Give all of the lines again, with nothing added or dropped.

# LISTED ENTRIES start

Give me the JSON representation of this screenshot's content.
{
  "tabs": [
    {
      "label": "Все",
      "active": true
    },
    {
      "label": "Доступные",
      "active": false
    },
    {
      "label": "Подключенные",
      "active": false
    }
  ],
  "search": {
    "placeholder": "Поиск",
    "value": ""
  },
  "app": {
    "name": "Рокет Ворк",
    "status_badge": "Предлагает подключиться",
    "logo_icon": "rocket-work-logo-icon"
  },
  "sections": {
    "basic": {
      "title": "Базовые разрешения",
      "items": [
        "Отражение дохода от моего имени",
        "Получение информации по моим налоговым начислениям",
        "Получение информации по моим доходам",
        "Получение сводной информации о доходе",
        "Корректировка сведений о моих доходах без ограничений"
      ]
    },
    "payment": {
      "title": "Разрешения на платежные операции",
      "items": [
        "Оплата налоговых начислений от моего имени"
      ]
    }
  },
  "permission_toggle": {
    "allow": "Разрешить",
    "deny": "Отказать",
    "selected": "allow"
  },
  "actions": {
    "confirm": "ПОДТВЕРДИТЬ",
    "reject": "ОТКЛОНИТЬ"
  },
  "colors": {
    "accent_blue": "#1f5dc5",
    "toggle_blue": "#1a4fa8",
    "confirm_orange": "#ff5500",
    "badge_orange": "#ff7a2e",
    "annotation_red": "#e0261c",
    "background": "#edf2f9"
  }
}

# LISTED ENTRIES end

CORRECT RESPONSE
Give me the JSON representation of this screenshot's content.
{
  "tabs": [
    {
      "label": "Все",
      "active": true
    },
    {
      "label": "Доступные",
      "active": false
    },
    {
      "label": "Подключенные",
      "active": false
    }
  ],
  "search": {
    "placeholder": "Поиск",
    "value": ""
  },
  "app": {
    "name": "Рокет Ворк",
    "status_badge": "Предлагает подключиться",
    "logo_icon": "rocket-work-logo-icon"
  },
  "sections": {
    "basic": {
      "title": "Базовые разрешения",
      "items": [
        "Отражение дохода от моего имени",
        "Получение информации по моим налоговым начислениям",
        "Получение информации по моим доходам",
        "Получение сводной информации о доходе",
        "Корректировка сведений о моих доходах без ограничений"
      ]
    },
    "payment": {
      "title": "Разрешения на платежные операции",
      "items": [
        "Оплата налоговых начислений от моего имени"
      ]
    }
  },
  "permission_toggle": {
    "allow": "Разрешить",
    "deny": "Отказать",
    "selected": "allow"
  },
  "actions": {
    "confirm": "ПОДТВЕРДИТЬ",
    "reject": "ОТКЛОНИТЬ"
  },
  "colors": {
    "accent_blue": "#1f5dc5",
    "toggle_blue": "#1a4fa8",
    "confirm_orange": "#ff5500",
    "badge_orange": "#ff7a2e",
    "annotation_red": "#e0261c",
    "background": "#edf2f9"
  }
}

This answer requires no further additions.